• **Written request**
Print all the entries verbatim.

• **Material provided**
§ §

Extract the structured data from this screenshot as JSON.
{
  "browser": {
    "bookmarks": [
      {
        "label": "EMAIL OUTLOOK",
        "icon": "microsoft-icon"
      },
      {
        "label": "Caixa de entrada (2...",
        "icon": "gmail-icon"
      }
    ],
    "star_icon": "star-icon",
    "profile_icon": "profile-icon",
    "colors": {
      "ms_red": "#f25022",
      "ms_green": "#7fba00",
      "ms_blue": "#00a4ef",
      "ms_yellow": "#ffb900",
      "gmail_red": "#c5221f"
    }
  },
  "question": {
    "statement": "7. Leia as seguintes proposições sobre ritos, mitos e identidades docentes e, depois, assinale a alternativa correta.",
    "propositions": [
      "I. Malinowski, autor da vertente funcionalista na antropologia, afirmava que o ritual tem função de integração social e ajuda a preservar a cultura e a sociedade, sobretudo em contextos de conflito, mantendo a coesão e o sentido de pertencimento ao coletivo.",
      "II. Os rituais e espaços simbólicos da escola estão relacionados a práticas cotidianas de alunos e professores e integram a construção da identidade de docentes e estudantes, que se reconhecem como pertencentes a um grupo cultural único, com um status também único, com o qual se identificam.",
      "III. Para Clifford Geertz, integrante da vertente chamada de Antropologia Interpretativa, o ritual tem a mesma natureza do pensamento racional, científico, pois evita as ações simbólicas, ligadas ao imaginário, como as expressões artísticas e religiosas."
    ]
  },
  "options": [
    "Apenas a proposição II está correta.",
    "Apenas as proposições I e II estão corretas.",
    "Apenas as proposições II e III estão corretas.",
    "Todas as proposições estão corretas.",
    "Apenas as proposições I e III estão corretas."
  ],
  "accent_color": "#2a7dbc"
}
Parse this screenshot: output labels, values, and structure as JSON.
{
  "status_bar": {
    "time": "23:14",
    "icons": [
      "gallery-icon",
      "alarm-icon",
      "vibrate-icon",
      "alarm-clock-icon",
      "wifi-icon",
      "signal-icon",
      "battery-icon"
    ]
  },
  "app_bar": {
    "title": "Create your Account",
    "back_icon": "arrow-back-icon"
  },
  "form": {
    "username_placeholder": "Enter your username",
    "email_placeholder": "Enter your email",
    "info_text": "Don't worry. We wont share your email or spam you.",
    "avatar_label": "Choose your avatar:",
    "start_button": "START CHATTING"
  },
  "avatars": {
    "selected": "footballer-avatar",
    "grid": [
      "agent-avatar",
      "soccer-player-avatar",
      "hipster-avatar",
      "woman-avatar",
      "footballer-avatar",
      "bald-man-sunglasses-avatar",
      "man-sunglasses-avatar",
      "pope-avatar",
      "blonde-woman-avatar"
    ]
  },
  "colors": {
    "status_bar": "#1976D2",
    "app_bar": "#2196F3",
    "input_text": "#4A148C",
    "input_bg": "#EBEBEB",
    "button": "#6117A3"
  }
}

§ §

• **Answer to the task**
Extract the structured data from this screenshot as JSON.
{
  "browser": {
    "bookmarks": [
      {
        "label": "EMAIL OUTLOOK",
        "icon": "microsoft-icon"
      },
      {
        "label": "Caixa de entrada (2...",
        "icon": "gmail-icon"
      }
    ],
    "star_icon": "star-icon",
    "profile_icon": "profile-icon",
    "colors": {
      "ms_red": "#f25022",
      "ms_green": "#7fba00",
      "ms_blue": "#00a4ef",
      "ms_yellow": "#ffb900",
      "gmail_red": "#c5221f"
    }
  },
  "question": {
    "statement": "7. Leia as seguintes proposições sobre ritos, mitos e identidades docentes e, depois, assinale a alternativa correta.",
    "propositions": [
      "I. Malinowski, autor da vertente funcionalista na antropologia, afirmava que o ritual tem função de integração social e ajuda a preservar a cultura e a sociedade, sobretudo em contextos de conflito, mantendo a coesão e o sentido de pertencimento ao coletivo.",
      "II. Os rituais e espaços simbólicos da escola estão relacionados a práticas cotidianas de alunos e professores e integram a construção da identidade de docentes e estudantes, que se reconhecem como pertencentes a um grupo cultural único, com um status também único, com o qual se identificam.",
      "III. Para Clifford Geertz, integrante da vertente chamada de Antropologia Interpretativa, o ritual tem a mesma natureza do pensamento racional, científico, pois evita as ações simbólicas, ligadas ao imaginário, como as expressões artísticas e religiosas."
    ]
  },
  "options": [
    "Apenas a proposição II está correta.",
    "Apenas as proposições I e II estão corretas.",
    "Apenas as proposições II e III estão corretas.",
    "Todas as proposições estão corretas.",
    "Apenas as proposições I e III estão corretas."
  ],
  "accent_color": "#2a7dbc"
}
Parse this screenshot: output labels, values, and structure as JSON.
{
  "status_bar": {
    "time": "23:14",
    "icons": [
      "gallery-icon",
      "alarm-icon",
      "vibrate-icon",
      "alarm-clock-icon",
      "wifi-icon",
      "signal-icon",
      "battery-icon"
    ]
  },
  "app_bar": {
    "title": "Create your Account",
    "back_icon": "arrow-back-icon"
  },
  "form": {
    "username_placeholder": "Enter your username",
    "email_placeholder": "Enter your email",
    "info_text": "Don't worry. We wont share your email or spam you.",
    "avatar_label": "Choose your avatar:",
    "start_button": "START CHATTING"
  },
  "avatars": {
    "selected": "footballer-avatar",
    "grid": [
      "agent-avatar",
      "soccer-player-avatar",
      "hipster-avatar",
      "woman-avatar",
      "footballer-avatar",
      "bald-man-sunglasses-avatar",
      "man-sunglasses-avatar",
      "pope-avatar",
      "blonde-woman-avatar"
    ]
  },
  "colors": {
    "status_bar": "#1976D2",
    "app_bar": "#2196F3",
    "input_text": "#4A148C",
    "input_bg": "#EBEBEB",
    "button": "#6117A3"
  }
}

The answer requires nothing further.